[Items from a data source]

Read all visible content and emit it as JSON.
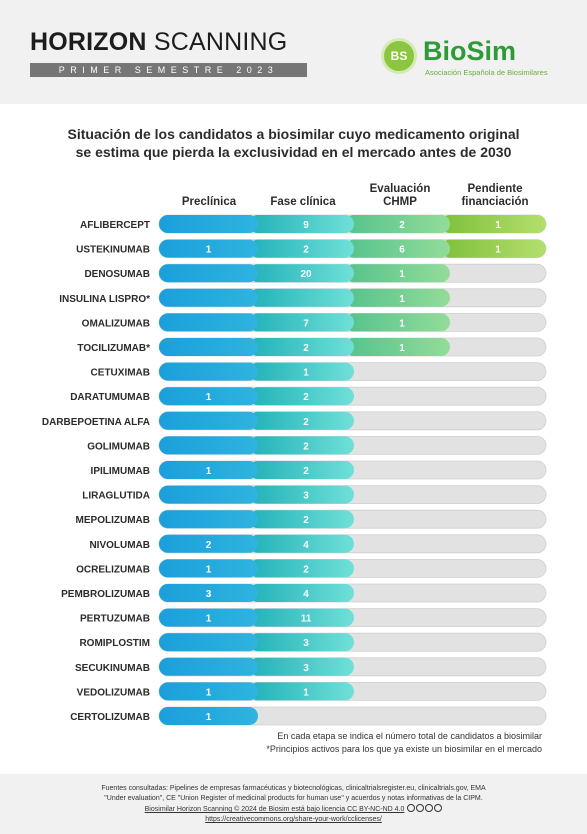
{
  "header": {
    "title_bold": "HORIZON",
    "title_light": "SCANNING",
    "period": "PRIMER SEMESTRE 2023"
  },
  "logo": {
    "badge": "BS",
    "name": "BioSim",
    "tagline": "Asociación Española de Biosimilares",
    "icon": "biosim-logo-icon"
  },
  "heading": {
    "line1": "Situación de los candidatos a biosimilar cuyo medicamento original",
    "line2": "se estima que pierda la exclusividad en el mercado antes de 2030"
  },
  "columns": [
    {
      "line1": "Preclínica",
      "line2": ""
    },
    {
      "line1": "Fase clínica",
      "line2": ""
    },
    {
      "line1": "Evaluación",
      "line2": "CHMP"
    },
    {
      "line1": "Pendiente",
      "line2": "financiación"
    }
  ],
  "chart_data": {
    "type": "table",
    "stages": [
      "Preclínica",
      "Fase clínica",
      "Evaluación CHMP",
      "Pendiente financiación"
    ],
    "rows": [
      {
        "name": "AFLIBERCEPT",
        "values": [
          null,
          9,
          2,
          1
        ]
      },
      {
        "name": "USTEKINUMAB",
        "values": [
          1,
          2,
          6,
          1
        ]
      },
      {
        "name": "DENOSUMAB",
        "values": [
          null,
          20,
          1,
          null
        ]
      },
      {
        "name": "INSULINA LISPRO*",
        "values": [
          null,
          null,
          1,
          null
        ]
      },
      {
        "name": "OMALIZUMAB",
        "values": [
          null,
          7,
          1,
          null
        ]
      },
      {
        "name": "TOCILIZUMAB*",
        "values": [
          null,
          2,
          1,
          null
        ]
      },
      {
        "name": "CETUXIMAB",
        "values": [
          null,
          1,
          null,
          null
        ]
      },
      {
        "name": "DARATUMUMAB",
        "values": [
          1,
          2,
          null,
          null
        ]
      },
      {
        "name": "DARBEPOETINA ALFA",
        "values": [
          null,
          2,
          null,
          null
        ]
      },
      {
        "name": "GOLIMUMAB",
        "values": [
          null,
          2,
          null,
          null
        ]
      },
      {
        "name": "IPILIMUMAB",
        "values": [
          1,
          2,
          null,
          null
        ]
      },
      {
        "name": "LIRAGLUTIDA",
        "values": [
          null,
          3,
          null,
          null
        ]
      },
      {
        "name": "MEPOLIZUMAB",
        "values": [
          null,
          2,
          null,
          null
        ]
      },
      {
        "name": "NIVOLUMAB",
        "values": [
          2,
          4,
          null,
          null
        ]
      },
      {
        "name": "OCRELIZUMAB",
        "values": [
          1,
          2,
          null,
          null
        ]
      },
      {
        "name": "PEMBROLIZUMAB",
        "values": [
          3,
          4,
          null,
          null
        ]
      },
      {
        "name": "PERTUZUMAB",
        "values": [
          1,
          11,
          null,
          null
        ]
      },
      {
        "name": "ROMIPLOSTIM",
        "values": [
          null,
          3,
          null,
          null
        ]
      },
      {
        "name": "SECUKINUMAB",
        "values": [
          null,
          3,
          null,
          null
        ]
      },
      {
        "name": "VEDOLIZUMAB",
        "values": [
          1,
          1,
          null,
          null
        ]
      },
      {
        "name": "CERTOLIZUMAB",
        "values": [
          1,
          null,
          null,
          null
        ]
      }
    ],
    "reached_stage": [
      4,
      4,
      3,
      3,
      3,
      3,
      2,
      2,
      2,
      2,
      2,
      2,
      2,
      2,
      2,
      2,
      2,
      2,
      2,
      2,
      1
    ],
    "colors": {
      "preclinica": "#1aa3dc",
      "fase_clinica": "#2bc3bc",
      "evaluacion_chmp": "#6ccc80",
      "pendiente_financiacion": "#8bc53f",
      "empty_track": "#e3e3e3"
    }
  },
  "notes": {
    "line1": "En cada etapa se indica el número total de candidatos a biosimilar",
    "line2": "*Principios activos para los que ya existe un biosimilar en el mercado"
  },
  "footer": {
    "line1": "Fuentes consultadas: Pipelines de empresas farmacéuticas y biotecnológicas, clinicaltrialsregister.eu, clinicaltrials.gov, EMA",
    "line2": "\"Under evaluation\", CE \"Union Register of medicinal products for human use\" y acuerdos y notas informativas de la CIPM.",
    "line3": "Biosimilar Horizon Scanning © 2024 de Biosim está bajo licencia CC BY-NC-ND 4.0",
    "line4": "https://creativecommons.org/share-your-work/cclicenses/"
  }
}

What you should do.
Every line of text is to be repeated exactly; pictures are left out.

Answer to the problem.
Read all visible content and emit it as JSON.
{
  "header": {
    "title_bold": "HORIZON",
    "title_light": "SCANNING",
    "period": "PRIMER SEMESTRE 2023"
  },
  "logo": {
    "badge": "BS",
    "name": "BioSim",
    "tagline": "Asociación Española de Biosimilares",
    "icon": "biosim-logo-icon"
  },
  "heading": {
    "line1": "Situación de los candidatos a biosimilar cuyo medicamento original",
    "line2": "se estima que pierda la exclusividad en el mercado antes de 2030"
  },
  "columns": [
    {
      "line1": "Preclínica",
      "line2": ""
    },
    {
      "line1": "Fase clínica",
      "line2": ""
    },
    {
      "line1": "Evaluación",
      "line2": "CHMP"
    },
    {
      "line1": "Pendiente",
      "line2": "financiación"
    }
  ],
  "chart_data": {
    "type": "table",
    "stages": [
      "Preclínica",
      "Fase clínica",
      "Evaluación CHMP",
      "Pendiente financiación"
    ],
    "rows": [
      {
        "name": "AFLIBERCEPT",
        "values": [
          null,
          9,
          2,
          1
        ]
      },
      {
        "name": "USTEKINUMAB",
        "values": [
          1,
          2,
          6,
          1
        ]
      },
      {
        "name": "DENOSUMAB",
        "values": [
          null,
          20,
          1,
          null
        ]
      },
      {
        "name": "INSULINA LISPRO*",
        "values": [
          null,
          null,
          1,
          null
        ]
      },
      {
        "name": "OMALIZUMAB",
        "values": [
          null,
          7,
          1,
          null
        ]
      },
      {
        "name": "TOCILIZUMAB*",
        "values": [
          null,
          2,
          1,
          null
        ]
      },
      {
        "name": "CETUXIMAB",
        "values": [
          null,
          1,
          null,
          null
        ]
      },
      {
        "name": "DARATUMUMAB",
        "values": [
          1,
          2,
          null,
          null
        ]
      },
      {
        "name": "DARBEPOETINA ALFA",
        "values": [
          null,
          2,
          null,
          null
        ]
      },
      {
        "name": "GOLIMUMAB",
        "values": [
          null,
          2,
          null,
          null
        ]
      },
      {
        "name": "IPILIMUMAB",
        "values": [
          1,
          2,
          null,
          null
        ]
      },
      {
        "name": "LIRAGLUTIDA",
        "values": [
          null,
          3,
          null,
          null
        ]
      },
      {
        "name": "MEPOLIZUMAB",
        "values": [
          null,
          2,
          null,
          null
        ]
      },
      {
        "name": "NIVOLUMAB",
        "values": [
          2,
          4,
          null,
          null
        ]
      },
      {
        "name": "OCRELIZUMAB",
        "values": [
          1,
          2,
          null,
          null
        ]
      },
      {
        "name": "PEMBROLIZUMAB",
        "values": [
          3,
          4,
          null,
          null
        ]
      },
      {
        "name": "PERTUZUMAB",
        "values": [
          1,
          11,
          null,
          null
        ]
      },
      {
        "name": "ROMIPLOSTIM",
        "values": [
          null,
          3,
          null,
          null
        ]
      },
      {
        "name": "SECUKINUMAB",
        "values": [
          null,
          3,
          null,
          null
        ]
      },
      {
        "name": "VEDOLIZUMAB",
        "values": [
          1,
          1,
          null,
          null
        ]
      },
      {
        "name": "CERTOLIZUMAB",
        "values": [
          1,
          null,
          null,
          null
        ]
      }
    ],
    "reached_stage": [
      4,
      4,
      3,
      3,
      3,
      3,
      2,
      2,
      2,
      2,
      2,
      2,
      2,
      2,
      2,
      2,
      2,
      2,
      2,
      2,
      1
    ],
    "colors": {
      "preclinica": "#1aa3dc",
      "fase_clinica": "#2bc3bc",
      "evaluacion_chmp": "#6ccc80",
      "pendiente_financiacion": "#8bc53f",
      "empty_track": "#e3e3e3"
    }
  },
  "notes": {
    "line1": "En cada etapa se indica el número total de candidatos a biosimilar",
    "line2": "*Principios activos para los que ya existe un biosimilar en el mercado"
  },
  "footer": {
    "line1": "Fuentes consultadas: Pipelines de empresas farmacéuticas y biotecnológicas, clinicaltrialsregister.eu, clinicaltrials.gov, EMA",
    "line2": "\"Under evaluation\", CE \"Union Register of medicinal products for human use\" y acuerdos y notas informativas de la CIPM.",
    "line3": "Biosimilar Horizon Scanning © 2024 de Biosim está bajo licencia CC BY-NC-ND 4.0",
    "line4": "https://creativecommons.org/share-your-work/cclicenses/"
  }
}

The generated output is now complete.